● Directions for this task:
Write out the lines below word for word, leaving out the pictures.

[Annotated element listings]
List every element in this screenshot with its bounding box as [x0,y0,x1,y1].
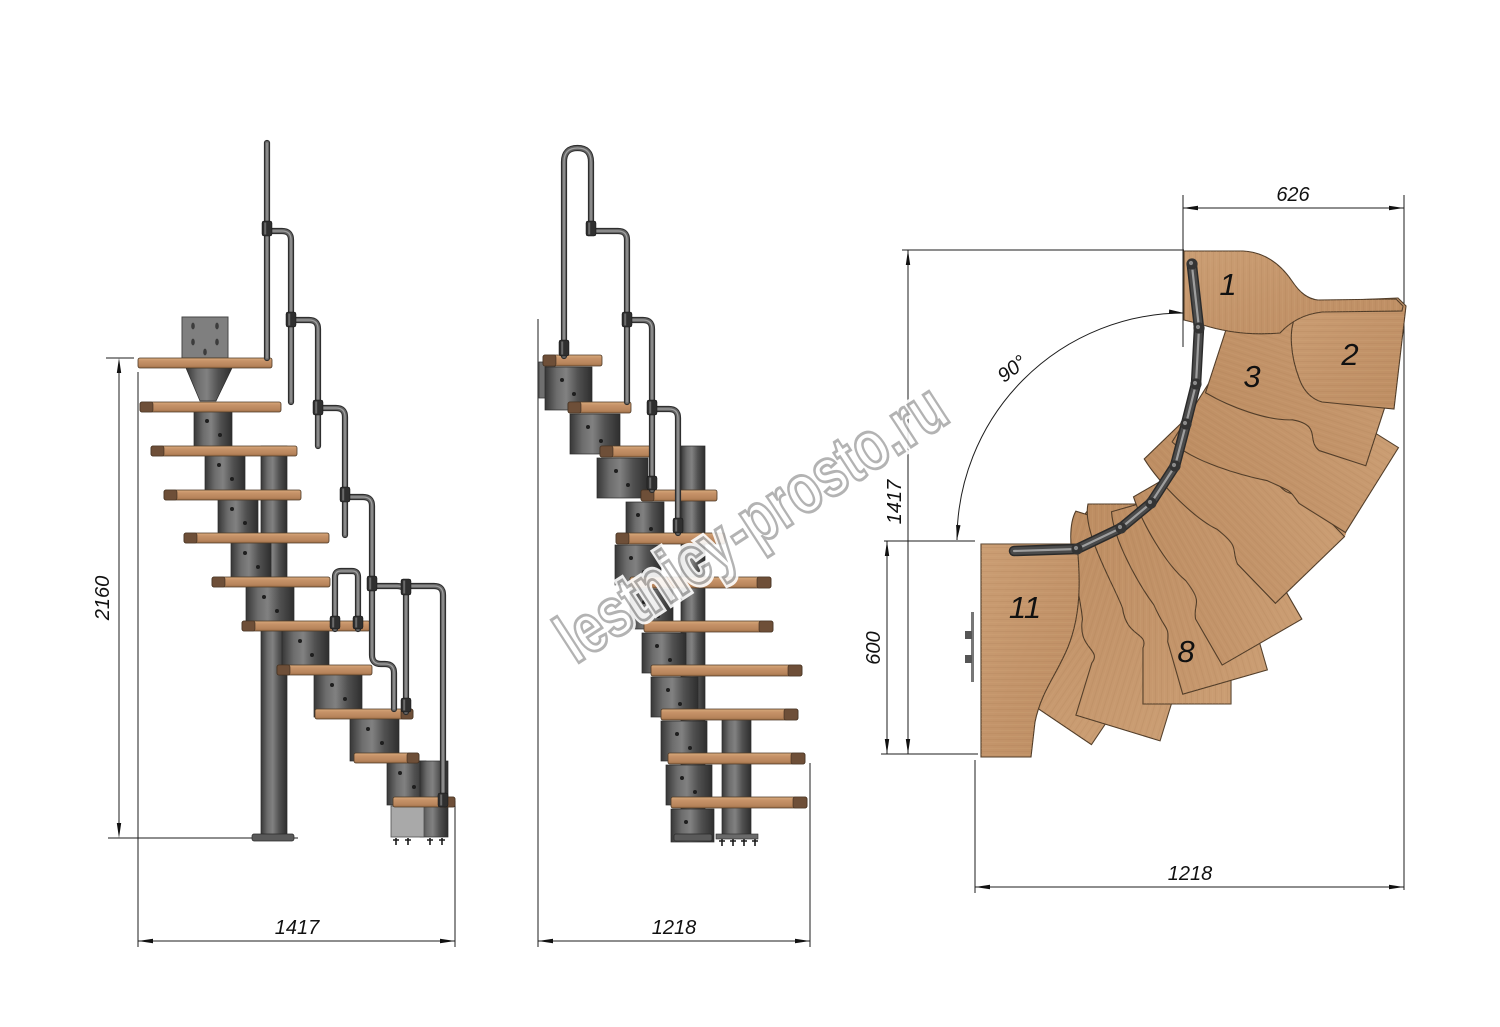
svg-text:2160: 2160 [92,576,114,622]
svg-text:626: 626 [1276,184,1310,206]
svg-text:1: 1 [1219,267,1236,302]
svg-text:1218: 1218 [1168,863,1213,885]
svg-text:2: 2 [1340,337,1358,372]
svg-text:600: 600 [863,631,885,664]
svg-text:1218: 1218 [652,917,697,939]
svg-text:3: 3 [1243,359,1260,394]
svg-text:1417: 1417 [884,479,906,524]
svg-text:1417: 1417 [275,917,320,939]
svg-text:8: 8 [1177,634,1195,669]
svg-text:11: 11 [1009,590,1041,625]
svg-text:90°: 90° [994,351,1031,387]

● Answer in full:
List every element in this screenshot with its bounding box as [x0,y0,x1,y1].
svg-text:2160: 2160 [92,576,114,622]
svg-text:626: 626 [1276,184,1310,206]
svg-text:1: 1 [1219,267,1236,302]
svg-text:1218: 1218 [1168,863,1213,885]
svg-text:2: 2 [1340,337,1358,372]
svg-text:600: 600 [863,631,885,664]
svg-text:1218: 1218 [652,917,697,939]
svg-text:3: 3 [1243,359,1260,394]
svg-text:1417: 1417 [884,479,906,524]
svg-text:1417: 1417 [275,917,320,939]
svg-text:8: 8 [1177,634,1195,669]
svg-text:11: 11 [1009,590,1041,625]
svg-text:90°: 90° [994,351,1031,387]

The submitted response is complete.